▸ **EXERCISE DETAILS**: Report how many lines of the records below include the word "JSON". Give nothing but the number.

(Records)
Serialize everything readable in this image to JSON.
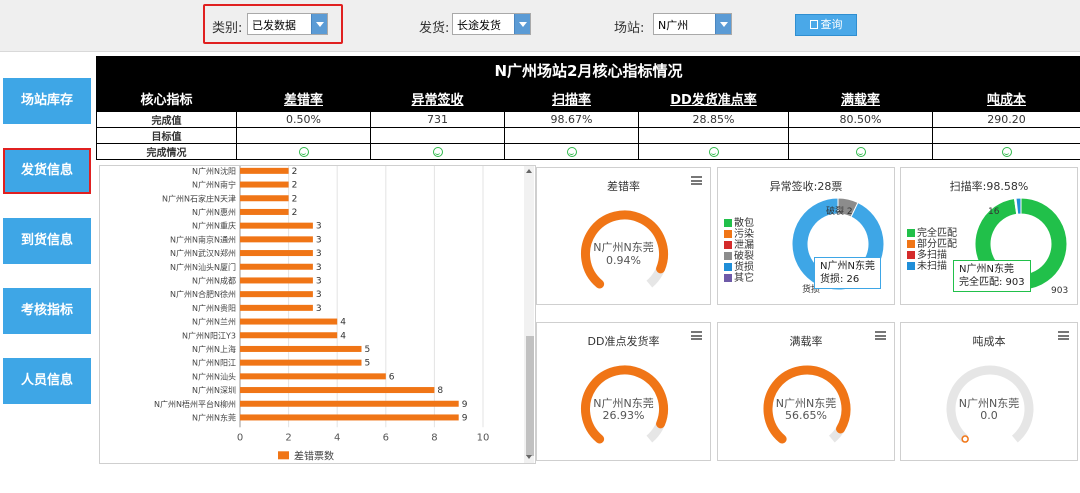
{
  "filters": {
    "category_label": "类别:",
    "category_value": "已发数据",
    "shipping_label": "发货:",
    "shipping_value": "长途发货",
    "station_label": "场站:",
    "station_value": "N广州",
    "query_label": "查询"
  },
  "nav": {
    "items": [
      {
        "label": "场站库存"
      },
      {
        "label": "发货信息"
      },
      {
        "label": "到货信息"
      },
      {
        "label": "考核指标"
      },
      {
        "label": "人员信息"
      }
    ],
    "active": "发货信息"
  },
  "kpi_table": {
    "title": "N广州场站2月核心指标情况",
    "header_label": "核心指标",
    "columns": [
      "差错率",
      "异常签收",
      "扫描率",
      "DD发货准点率",
      "满载率",
      "吨成本"
    ],
    "rows": [
      {
        "label": "完成值",
        "values": [
          "0.50%",
          "731",
          "98.67%",
          "28.85%",
          "80.50%",
          "290.20"
        ]
      },
      {
        "label": "目标值",
        "values": [
          "",
          "",
          "",
          "",
          "",
          ""
        ]
      },
      {
        "label": "完成情况",
        "values": [
          "smile-icon",
          "smile-icon",
          "smile-icon",
          "smile-icon",
          "smile-icon",
          "smile-icon"
        ]
      }
    ]
  },
  "colors": {
    "orange": "#f07516",
    "blue": "#3ea6e6",
    "green": "#21c04a",
    "gray_track": "#e6e6e6",
    "highlight_red": "#e02020"
  },
  "chart_data": [
    {
      "type": "bar",
      "orientation": "horizontal",
      "categories": [
        "N广州N沈阳",
        "N广州N南宁",
        "N广州N石家庄N天津",
        "N广州N惠州",
        "N广州N重庆",
        "N广州N南京N通州",
        "N广州N武汉N郑州",
        "N广州N汕头N厦门",
        "N广州N成都",
        "N广州N合肥N徐州",
        "N广州N贵阳",
        "N广州N兰州",
        "N广州N阳江Y3",
        "N广州N上海",
        "N广州N阳江",
        "N广州N汕头",
        "N广州N深圳",
        "N广州N梧州平台N柳州",
        "N广州N东莞"
      ],
      "series": [
        {
          "name": "差错票数",
          "values": [
            2,
            2,
            2,
            2,
            3,
            3,
            3,
            3,
            3,
            3,
            3,
            4,
            4,
            5,
            5,
            6,
            8,
            9,
            9
          ]
        }
      ],
      "xlim": [
        0,
        10
      ],
      "xticks": [
        "0",
        "2",
        "4",
        "6",
        "8",
        "10"
      ],
      "grid": true,
      "legend": "bottom"
    },
    {
      "type": "gauge",
      "title": "差错率",
      "label": "N广州N东莞",
      "value_text": "0.94%",
      "value": 0.94,
      "color": "#f07516"
    },
    {
      "type": "pie",
      "title": "异常签收:28票",
      "legend": [
        "散包",
        "污染",
        "泄漏",
        "破裂",
        "货损",
        "其它"
      ],
      "legend_colors": [
        "#21c04a",
        "#f07516",
        "#d42b2b",
        "#8c8c8c",
        "#1f8ed8",
        "#6e5aa8"
      ],
      "slices": [
        {
          "name": "破裂",
          "value": 2,
          "color": "#8c8c8c"
        },
        {
          "name": "货损",
          "value": 26,
          "color": "#3ea6e6"
        }
      ],
      "slice_labels": [
        "破裂 2",
        "货损"
      ],
      "tooltip": {
        "title": "N广州N东莞",
        "line": "货损: 26"
      }
    },
    {
      "type": "pie",
      "title": "扫描率:98.58%",
      "legend": [
        "完全匹配",
        "部分匹配",
        "多扫描",
        "未扫描"
      ],
      "legend_colors": [
        "#21c04a",
        "#f07516",
        "#d42b2b",
        "#1f8ed8"
      ],
      "slices": [
        {
          "name": "完全匹配",
          "value": 903,
          "color": "#21c04a"
        },
        {
          "name": "部分匹配",
          "value": 3,
          "color": "#f07516"
        },
        {
          "name": "多扫描",
          "value": 2,
          "color": "#d42b2b"
        },
        {
          "name": "未扫描",
          "value": 16,
          "color": "#1f8ed8"
        }
      ],
      "slice_labels": [
        "16",
        "903"
      ],
      "tooltip": {
        "title": "N广州N东莞",
        "line": "完全匹配: 903"
      }
    },
    {
      "type": "gauge",
      "title": "DD准点发货率",
      "label": "N广州N东莞",
      "value_text": "26.93%",
      "value": 26.93,
      "color": "#f07516"
    },
    {
      "type": "gauge",
      "title": "满载率",
      "label": "N广州N东莞",
      "value_text": "56.65%",
      "value": 56.65,
      "color": "#f07516"
    },
    {
      "type": "gauge",
      "title": "吨成本",
      "label": "N广州N东莞",
      "value_text": "0.0",
      "value": 0,
      "color": "#f07516"
    }
  ]
}
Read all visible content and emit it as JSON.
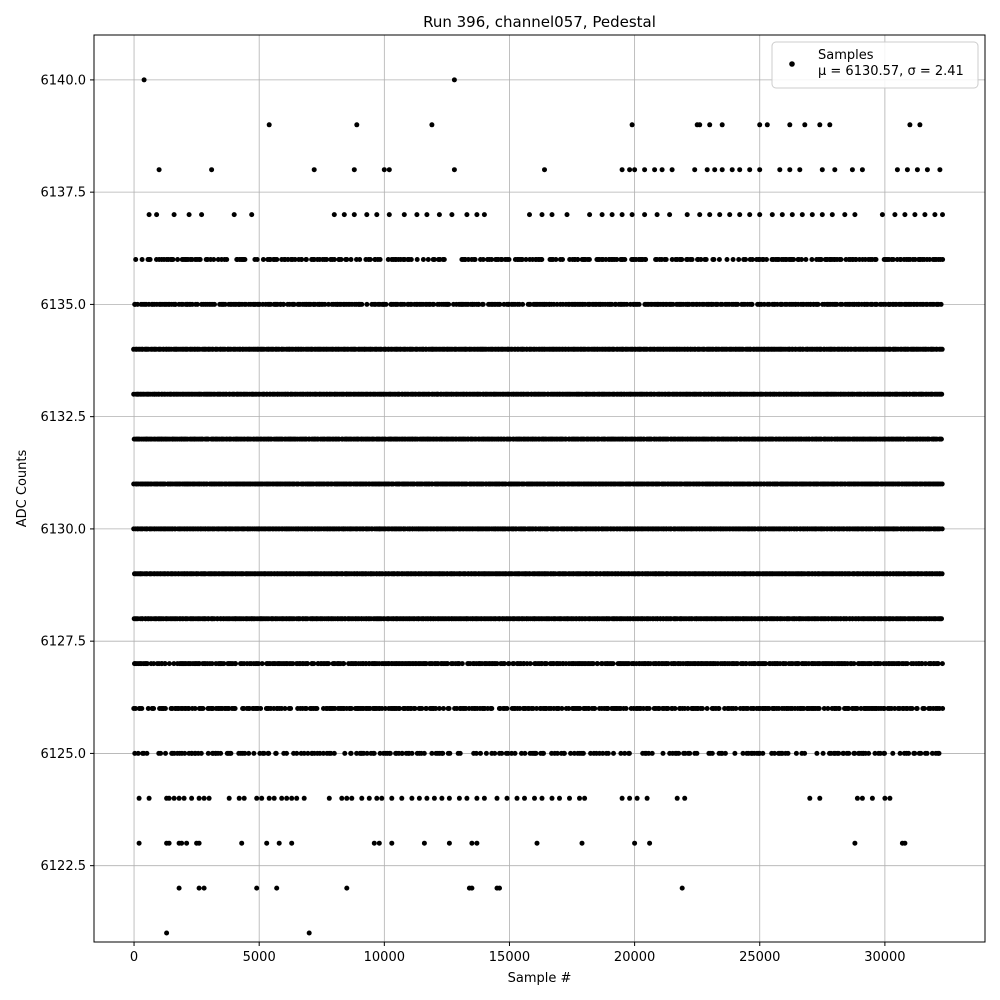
{
  "chart_data": {
    "type": "scatter",
    "title": "Run 396, channel057, Pedestal",
    "xlabel": "Sample #",
    "ylabel": "ADC Counts",
    "xlim": [
      -1600,
      34000
    ],
    "ylim": [
      6120.8,
      6141.0
    ],
    "xticks": [
      0,
      5000,
      10000,
      15000,
      20000,
      25000,
      30000
    ],
    "yticks": [
      6122.5,
      6125.0,
      6127.5,
      6130.0,
      6132.5,
      6135.0,
      6137.5,
      6140.0
    ],
    "xtick_labels": [
      "0",
      "5000",
      "10000",
      "15000",
      "20000",
      "25000",
      "30000"
    ],
    "ytick_labels": [
      "6122.5",
      "6125.0",
      "6127.5",
      "6130.0",
      "6132.5",
      "6135.0",
      "6137.5",
      "6140.0"
    ],
    "grid": true,
    "legend_position": "top-right",
    "marker_color": "#000000",
    "series": [
      {
        "name": "Samples",
        "stats_label": "μ = 6130.57, σ = 2.41",
        "x_range": [
          0,
          32300
        ],
        "levels": [
          {
            "y": 6140,
            "x": [
              400,
              12800
            ]
          },
          {
            "y": 6139,
            "x": [
              5400,
              8900,
              11900,
              19900,
              22500,
              22600,
              23000,
              23500,
              25000,
              25300,
              26200,
              26800,
              27400,
              27800,
              31000,
              31400
            ]
          },
          {
            "y": 6138,
            "x": [
              1000,
              3100,
              7200,
              8800,
              10000,
              10200,
              12800,
              16400,
              19500,
              19800,
              20000,
              20400,
              20800,
              21100,
              21500,
              22400,
              22900,
              23200,
              23500,
              23900,
              24200,
              24600,
              25000,
              25800,
              26200,
              26600,
              27500,
              28000,
              28700,
              29100,
              30500,
              30900,
              31300,
              31700,
              32200
            ]
          },
          {
            "y": 6137,
            "x": [
              600,
              900,
              1600,
              2200,
              2700,
              4000,
              4700,
              8000,
              8400,
              8800,
              9300,
              9700,
              10200,
              10800,
              11300,
              11700,
              12200,
              12700,
              13300,
              13700,
              14000,
              15800,
              16300,
              16700,
              17300,
              18200,
              18700,
              19100,
              19500,
              19900,
              20400,
              20900,
              21400,
              22100,
              22600,
              23000,
              23400,
              23800,
              24200,
              24600,
              25000,
              25500,
              25900,
              26300,
              26700,
              27100,
              27500,
              27900,
              28400,
              28800,
              29900,
              30400,
              30800,
              31200,
              31600,
              32000,
              32300
            ]
          },
          {
            "y": 6136,
            "x_from": 0,
            "x_to": 32300,
            "density": 0.55
          },
          {
            "y": 6135,
            "x_from": 0,
            "x_to": 32300,
            "density": 0.8
          },
          {
            "y": 6134,
            "x_from": 0,
            "x_to": 32300,
            "density": 1.0
          },
          {
            "y": 6133,
            "x_from": 0,
            "x_to": 32300,
            "density": 1.0
          },
          {
            "y": 6132,
            "x_from": 0,
            "x_to": 32300,
            "density": 1.0
          },
          {
            "y": 6131,
            "x_from": 0,
            "x_to": 32300,
            "density": 1.0
          },
          {
            "y": 6130,
            "x_from": 0,
            "x_to": 32300,
            "density": 1.0
          },
          {
            "y": 6129,
            "x_from": 0,
            "x_to": 32300,
            "density": 1.0
          },
          {
            "y": 6128,
            "x_from": 0,
            "x_to": 32300,
            "density": 1.0
          },
          {
            "y": 6127,
            "x_from": 0,
            "x_to": 32300,
            "density": 0.85
          },
          {
            "y": 6126,
            "x_from": 0,
            "x_to": 32300,
            "density": 0.7
          },
          {
            "y": 6125,
            "x_from": 0,
            "x_to": 32300,
            "density": 0.45
          },
          {
            "y": 6124,
            "x": [
              200,
              600,
              1300,
              1400,
              1600,
              1800,
              2000,
              2300,
              2600,
              2800,
              3000,
              3800,
              4200,
              4400,
              4900,
              5100,
              5400,
              5600,
              5900,
              6100,
              6300,
              6500,
              6800,
              7800,
              8300,
              8500,
              8700,
              9100,
              9400,
              9700,
              9900,
              10300,
              10700,
              11100,
              11400,
              11700,
              12000,
              12300,
              12600,
              13000,
              13300,
              13700,
              14000,
              14500,
              14900,
              15300,
              15600,
              16000,
              16300,
              16700,
              17000,
              17400,
              17800,
              18000,
              19500,
              19800,
              20100,
              20500,
              21700,
              22000,
              27000,
              27400,
              28900,
              29100,
              29500,
              30000,
              30200
            ]
          },
          {
            "y": 6123,
            "x": [
              200,
              1300,
              1400,
              1800,
              1900,
              2100,
              2500,
              2600,
              4300,
              5300,
              5800,
              6300,
              9600,
              9800,
              10300,
              11600,
              12600,
              13500,
              13700,
              16100,
              17900,
              20000,
              20600,
              28800,
              30700,
              30800
            ]
          },
          {
            "y": 6122,
            "x": [
              1800,
              2600,
              2800,
              4900,
              5700,
              8500,
              13400,
              13500,
              14500,
              14600,
              21900
            ]
          },
          {
            "y": 6121,
            "x": [
              1300,
              7000
            ]
          }
        ]
      }
    ]
  }
}
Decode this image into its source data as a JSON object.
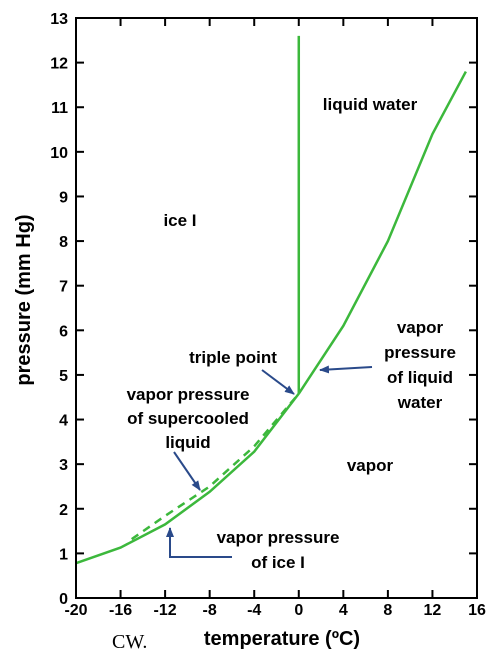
{
  "chart_data": {
    "type": "line",
    "xlabel": "temperature (ºC)",
    "ylabel": "pressure (mm Hg)",
    "credit": "CW.",
    "xlim": [
      -20,
      16
    ],
    "xticks": [
      -20,
      -16,
      -12,
      -8,
      -4,
      0,
      4,
      8,
      12,
      16
    ],
    "ylim": [
      0,
      13
    ],
    "yticks": [
      0,
      1,
      2,
      3,
      4,
      5,
      6,
      7,
      8,
      9,
      10,
      11,
      12,
      13
    ],
    "series": [
      {
        "color": "#3cb83c",
        "dash": false,
        "x": [
          -20,
          -16,
          -12,
          -8,
          -4,
          0
        ],
        "values": [
          0.78,
          1.13,
          1.65,
          2.38,
          3.28,
          4.58
        ]
      },
      {
        "color": "#3cb83c",
        "dash": false,
        "x": [
          0,
          4,
          8,
          12,
          15
        ],
        "values": [
          4.58,
          6.1,
          8.0,
          10.4,
          11.8
        ]
      },
      {
        "color": "#3cb83c",
        "dash": true,
        "x": [
          -15,
          -12,
          -8,
          -4,
          0
        ],
        "values": [
          1.32,
          1.84,
          2.5,
          3.4,
          4.58
        ]
      },
      {
        "color": "#3cb83c",
        "dash": false,
        "x": [
          0,
          0
        ],
        "values": [
          4.58,
          12.6
        ]
      }
    ],
    "annotations": [
      {
        "lines": [
          "liquid water"
        ]
      },
      {
        "lines": [
          "ice I"
        ]
      },
      {
        "lines": [
          "triple point"
        ]
      },
      {
        "lines": [
          "vapor",
          "pressure",
          "of liquid",
          "water"
        ]
      },
      {
        "lines": [
          "vapor pressure",
          "of supercooled",
          "liquid"
        ]
      },
      {
        "lines": [
          "vapor"
        ]
      },
      {
        "lines": [
          "vapor pressure",
          "of ice I"
        ]
      }
    ]
  }
}
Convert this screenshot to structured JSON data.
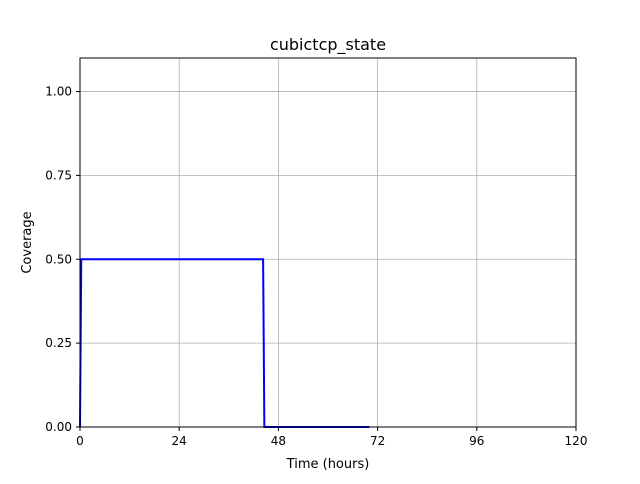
{
  "chart_data": {
    "type": "line",
    "title": "cubictcp_state",
    "xlabel": "Time (hours)",
    "ylabel": "Coverage",
    "xlim": [
      0,
      120
    ],
    "ylim": [
      0,
      1.1
    ],
    "xticks": [
      0,
      24,
      48,
      72,
      96,
      120
    ],
    "xtick_labels": [
      "0",
      "24",
      "48",
      "72",
      "96",
      "120"
    ],
    "yticks": [
      0,
      0.25,
      0.5,
      0.75,
      1.0
    ],
    "ytick_labels": [
      "0.00",
      "0.25",
      "0.50",
      "0.75",
      "1.00"
    ],
    "grid": true,
    "series": [
      {
        "color": "#0000ff",
        "x": [
          0,
          0.3,
          44.3,
          44.6,
          70
        ],
        "y": [
          0,
          0.5,
          0.5,
          0,
          0
        ]
      }
    ]
  }
}
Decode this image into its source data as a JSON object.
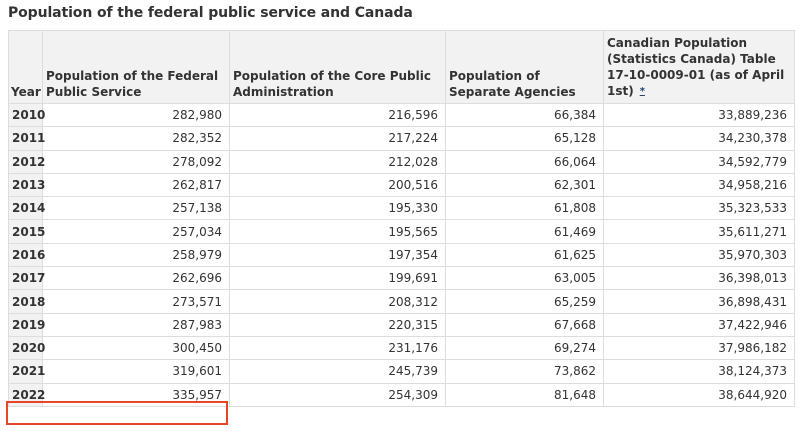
{
  "page": {
    "title": "Population of the federal public service and Canada"
  },
  "table": {
    "headers": {
      "year": "Year",
      "fps": "Population of the Federal Public Service",
      "cpa": "Population of the Core Public Administration",
      "sa": "Population of Separate Agencies",
      "canada": "Canadian Population (Statistics Canada) Table 17-10-0009-01 (as of April 1st)",
      "canada_ref": "*"
    },
    "rows": [
      {
        "year": "2010",
        "fps": "282,980",
        "cpa": "216,596",
        "sa": "66,384",
        "canada": "33,889,236"
      },
      {
        "year": "2011",
        "fps": "282,352",
        "cpa": "217,224",
        "sa": "65,128",
        "canada": "34,230,378"
      },
      {
        "year": "2012",
        "fps": "278,092",
        "cpa": "212,028",
        "sa": "66,064",
        "canada": "34,592,779"
      },
      {
        "year": "2013",
        "fps": "262,817",
        "cpa": "200,516",
        "sa": "62,301",
        "canada": "34,958,216"
      },
      {
        "year": "2014",
        "fps": "257,138",
        "cpa": "195,330",
        "sa": "61,808",
        "canada": "35,323,533"
      },
      {
        "year": "2015",
        "fps": "257,034",
        "cpa": "195,565",
        "sa": "61,469",
        "canada": "35,611,271"
      },
      {
        "year": "2016",
        "fps": "258,979",
        "cpa": "197,354",
        "sa": "61,625",
        "canada": "35,970,303"
      },
      {
        "year": "2017",
        "fps": "262,696",
        "cpa": "199,691",
        "sa": "63,005",
        "canada": "36,398,013"
      },
      {
        "year": "2018",
        "fps": "273,571",
        "cpa": "208,312",
        "sa": "65,259",
        "canada": "36,898,431"
      },
      {
        "year": "2019",
        "fps": "287,983",
        "cpa": "220,315",
        "sa": "67,668",
        "canada": "37,422,946"
      },
      {
        "year": "2020",
        "fps": "300,450",
        "cpa": "231,176",
        "sa": "69,274",
        "canada": "37,986,182"
      },
      {
        "year": "2021",
        "fps": "319,601",
        "cpa": "245,739",
        "sa": "73,862",
        "canada": "38,124,373"
      },
      {
        "year": "2022",
        "fps": "335,957",
        "cpa": "254,309",
        "sa": "81,648",
        "canada": "38,644,920"
      }
    ]
  },
  "colors": {
    "highlight": "#e8442a",
    "header_bg": "#f2f2f2",
    "border": "#dddddd"
  }
}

▸ **EXERCISE OUTPUT**: 5